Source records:
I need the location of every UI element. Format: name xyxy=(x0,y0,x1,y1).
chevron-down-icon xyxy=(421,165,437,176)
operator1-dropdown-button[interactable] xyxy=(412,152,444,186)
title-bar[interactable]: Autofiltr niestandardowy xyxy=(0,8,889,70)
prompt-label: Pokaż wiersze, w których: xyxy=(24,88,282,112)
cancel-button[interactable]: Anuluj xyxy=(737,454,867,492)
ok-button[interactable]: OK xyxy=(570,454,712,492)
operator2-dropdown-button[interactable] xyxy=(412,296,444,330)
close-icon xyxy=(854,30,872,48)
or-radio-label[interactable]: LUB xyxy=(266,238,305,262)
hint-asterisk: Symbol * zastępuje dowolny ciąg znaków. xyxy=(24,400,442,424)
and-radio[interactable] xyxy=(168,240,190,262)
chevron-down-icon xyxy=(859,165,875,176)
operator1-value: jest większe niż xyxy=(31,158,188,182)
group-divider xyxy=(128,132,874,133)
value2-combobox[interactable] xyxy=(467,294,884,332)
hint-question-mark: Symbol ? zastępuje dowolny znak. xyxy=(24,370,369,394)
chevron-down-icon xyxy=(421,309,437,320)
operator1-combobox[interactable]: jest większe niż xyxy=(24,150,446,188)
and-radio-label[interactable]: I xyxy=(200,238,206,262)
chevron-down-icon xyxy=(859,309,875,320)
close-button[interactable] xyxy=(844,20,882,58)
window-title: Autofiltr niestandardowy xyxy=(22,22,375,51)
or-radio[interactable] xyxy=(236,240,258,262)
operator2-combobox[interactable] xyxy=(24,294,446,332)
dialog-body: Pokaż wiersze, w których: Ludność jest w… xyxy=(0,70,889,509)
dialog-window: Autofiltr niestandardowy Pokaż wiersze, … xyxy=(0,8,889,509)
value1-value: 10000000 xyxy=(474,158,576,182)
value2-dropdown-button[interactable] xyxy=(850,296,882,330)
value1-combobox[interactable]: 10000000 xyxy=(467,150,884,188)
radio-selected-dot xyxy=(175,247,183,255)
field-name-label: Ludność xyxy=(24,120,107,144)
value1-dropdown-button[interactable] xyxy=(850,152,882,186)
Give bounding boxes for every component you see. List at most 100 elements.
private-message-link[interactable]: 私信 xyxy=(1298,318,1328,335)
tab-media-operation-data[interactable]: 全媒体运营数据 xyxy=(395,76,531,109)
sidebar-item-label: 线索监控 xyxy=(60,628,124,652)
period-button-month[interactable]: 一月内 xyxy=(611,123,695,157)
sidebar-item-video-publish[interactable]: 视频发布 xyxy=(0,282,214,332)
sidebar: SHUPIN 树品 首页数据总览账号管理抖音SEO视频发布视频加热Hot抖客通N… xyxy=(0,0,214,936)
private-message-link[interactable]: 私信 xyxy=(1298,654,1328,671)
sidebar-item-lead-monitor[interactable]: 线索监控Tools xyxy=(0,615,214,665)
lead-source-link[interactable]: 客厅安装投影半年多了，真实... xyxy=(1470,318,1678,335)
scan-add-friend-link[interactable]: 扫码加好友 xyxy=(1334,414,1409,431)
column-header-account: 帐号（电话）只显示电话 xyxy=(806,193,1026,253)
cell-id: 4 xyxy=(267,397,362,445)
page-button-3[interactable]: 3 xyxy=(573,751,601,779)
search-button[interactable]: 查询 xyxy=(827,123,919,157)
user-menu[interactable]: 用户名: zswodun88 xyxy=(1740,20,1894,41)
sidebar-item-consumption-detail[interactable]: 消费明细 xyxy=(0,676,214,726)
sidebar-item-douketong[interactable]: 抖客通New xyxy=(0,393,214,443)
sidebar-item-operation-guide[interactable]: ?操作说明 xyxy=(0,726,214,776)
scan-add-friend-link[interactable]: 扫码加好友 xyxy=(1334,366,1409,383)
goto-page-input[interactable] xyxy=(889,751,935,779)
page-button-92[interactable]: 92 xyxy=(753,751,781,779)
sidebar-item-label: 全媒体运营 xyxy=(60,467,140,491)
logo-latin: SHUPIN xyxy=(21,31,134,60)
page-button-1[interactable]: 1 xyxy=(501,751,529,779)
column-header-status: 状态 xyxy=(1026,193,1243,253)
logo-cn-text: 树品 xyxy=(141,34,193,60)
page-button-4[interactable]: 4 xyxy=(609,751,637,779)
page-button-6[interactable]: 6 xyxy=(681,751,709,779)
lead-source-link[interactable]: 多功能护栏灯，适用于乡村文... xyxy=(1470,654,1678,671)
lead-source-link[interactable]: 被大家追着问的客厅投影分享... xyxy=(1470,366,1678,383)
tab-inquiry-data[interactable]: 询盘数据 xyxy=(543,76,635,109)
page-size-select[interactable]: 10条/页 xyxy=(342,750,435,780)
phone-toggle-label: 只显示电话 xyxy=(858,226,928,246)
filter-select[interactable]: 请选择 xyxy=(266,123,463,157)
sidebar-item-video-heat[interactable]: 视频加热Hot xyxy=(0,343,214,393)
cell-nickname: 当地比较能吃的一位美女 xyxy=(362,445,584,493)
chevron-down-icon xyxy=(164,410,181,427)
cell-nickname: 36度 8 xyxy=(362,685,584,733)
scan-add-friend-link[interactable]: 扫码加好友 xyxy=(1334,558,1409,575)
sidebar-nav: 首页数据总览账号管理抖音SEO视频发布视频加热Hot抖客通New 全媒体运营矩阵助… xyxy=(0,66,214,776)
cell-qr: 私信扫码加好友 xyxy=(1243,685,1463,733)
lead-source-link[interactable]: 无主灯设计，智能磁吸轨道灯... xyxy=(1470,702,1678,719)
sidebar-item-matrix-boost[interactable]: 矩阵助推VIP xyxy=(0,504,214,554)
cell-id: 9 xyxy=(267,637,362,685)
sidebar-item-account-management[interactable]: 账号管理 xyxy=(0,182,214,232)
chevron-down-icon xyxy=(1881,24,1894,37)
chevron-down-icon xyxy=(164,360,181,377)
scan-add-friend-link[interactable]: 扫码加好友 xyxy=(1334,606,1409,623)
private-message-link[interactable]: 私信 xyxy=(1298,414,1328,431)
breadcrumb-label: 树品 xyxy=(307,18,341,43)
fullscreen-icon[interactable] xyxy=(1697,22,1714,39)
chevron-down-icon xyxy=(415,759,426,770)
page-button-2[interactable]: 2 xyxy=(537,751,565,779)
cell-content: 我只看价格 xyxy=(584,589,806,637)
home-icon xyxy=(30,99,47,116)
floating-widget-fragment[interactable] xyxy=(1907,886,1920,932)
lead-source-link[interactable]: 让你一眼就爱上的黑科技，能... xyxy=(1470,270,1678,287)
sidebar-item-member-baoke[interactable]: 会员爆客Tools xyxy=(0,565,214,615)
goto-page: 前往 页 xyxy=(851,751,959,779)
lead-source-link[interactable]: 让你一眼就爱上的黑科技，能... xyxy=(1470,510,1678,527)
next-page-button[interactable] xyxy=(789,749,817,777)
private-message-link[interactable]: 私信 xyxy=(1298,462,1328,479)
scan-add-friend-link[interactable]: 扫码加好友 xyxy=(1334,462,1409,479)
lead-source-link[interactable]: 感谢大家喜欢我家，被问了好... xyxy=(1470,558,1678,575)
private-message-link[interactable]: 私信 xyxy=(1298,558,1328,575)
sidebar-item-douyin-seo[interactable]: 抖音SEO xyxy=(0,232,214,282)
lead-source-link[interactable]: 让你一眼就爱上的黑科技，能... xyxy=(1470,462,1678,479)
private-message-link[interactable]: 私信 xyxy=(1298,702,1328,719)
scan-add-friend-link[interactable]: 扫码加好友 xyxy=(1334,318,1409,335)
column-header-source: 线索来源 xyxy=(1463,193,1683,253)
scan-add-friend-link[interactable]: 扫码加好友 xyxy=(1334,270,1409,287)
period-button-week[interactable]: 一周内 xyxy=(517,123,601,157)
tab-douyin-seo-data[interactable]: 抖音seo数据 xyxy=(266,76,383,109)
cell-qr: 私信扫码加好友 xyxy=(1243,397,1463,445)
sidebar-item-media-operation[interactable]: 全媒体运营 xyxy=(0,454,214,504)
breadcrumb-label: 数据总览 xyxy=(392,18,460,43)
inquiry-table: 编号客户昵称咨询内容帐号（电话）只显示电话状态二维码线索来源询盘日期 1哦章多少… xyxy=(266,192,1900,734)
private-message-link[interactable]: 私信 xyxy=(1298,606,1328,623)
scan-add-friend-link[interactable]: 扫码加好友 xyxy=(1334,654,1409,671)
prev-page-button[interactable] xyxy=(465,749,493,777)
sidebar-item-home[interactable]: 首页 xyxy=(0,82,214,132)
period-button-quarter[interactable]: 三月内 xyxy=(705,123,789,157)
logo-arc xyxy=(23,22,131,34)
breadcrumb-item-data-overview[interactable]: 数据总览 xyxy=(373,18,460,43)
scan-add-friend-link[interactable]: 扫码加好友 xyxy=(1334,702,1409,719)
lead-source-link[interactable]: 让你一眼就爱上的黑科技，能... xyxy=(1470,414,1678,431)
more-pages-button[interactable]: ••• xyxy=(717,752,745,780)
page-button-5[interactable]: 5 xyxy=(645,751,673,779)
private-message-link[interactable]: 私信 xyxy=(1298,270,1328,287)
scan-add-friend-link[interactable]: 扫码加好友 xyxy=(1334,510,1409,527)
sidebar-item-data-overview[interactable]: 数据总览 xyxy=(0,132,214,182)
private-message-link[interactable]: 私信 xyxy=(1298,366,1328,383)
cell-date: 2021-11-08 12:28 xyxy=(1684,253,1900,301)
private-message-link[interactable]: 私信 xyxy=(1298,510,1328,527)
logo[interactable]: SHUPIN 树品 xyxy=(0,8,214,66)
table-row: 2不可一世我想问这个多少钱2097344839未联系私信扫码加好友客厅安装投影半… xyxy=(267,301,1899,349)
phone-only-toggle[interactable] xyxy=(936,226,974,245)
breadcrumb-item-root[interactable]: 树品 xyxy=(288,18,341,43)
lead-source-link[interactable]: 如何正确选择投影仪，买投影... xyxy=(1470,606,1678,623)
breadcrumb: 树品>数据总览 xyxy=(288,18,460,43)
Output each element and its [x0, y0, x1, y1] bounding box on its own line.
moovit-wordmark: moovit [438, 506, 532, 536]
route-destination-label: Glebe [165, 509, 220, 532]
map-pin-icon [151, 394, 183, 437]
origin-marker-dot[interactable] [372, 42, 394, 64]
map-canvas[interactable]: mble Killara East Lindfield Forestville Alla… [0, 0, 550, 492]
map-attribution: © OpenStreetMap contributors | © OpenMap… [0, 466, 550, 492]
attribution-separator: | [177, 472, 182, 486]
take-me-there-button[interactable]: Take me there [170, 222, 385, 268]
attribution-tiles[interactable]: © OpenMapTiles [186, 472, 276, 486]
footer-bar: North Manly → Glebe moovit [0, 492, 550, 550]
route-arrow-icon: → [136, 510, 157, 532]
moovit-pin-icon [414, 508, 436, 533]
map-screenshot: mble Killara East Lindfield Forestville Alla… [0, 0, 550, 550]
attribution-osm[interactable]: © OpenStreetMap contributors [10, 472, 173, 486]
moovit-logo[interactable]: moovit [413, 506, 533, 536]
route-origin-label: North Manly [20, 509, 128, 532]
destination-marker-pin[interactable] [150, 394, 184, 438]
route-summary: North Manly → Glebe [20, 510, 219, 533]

AIM:
Starting at the beginning of the entries and ending at the line containing "close-icon xyxy=(854,30,872,48)", write those lines out again with "Anuluj" switched to "Cancel", leaving everything else unchanged.

TASK ANSWER:
I need the location of every UI element. Format: name xyxy=(x0,y0,x1,y1).
chevron-down-icon xyxy=(421,165,437,176)
operator1-dropdown-button[interactable] xyxy=(412,152,444,186)
title-bar[interactable]: Autofiltr niestandardowy xyxy=(0,8,889,70)
prompt-label: Pokaż wiersze, w których: xyxy=(24,88,282,112)
cancel-button[interactable]: Cancel xyxy=(737,454,867,492)
ok-button[interactable]: OK xyxy=(570,454,712,492)
operator2-dropdown-button[interactable] xyxy=(412,296,444,330)
close-icon xyxy=(854,30,872,48)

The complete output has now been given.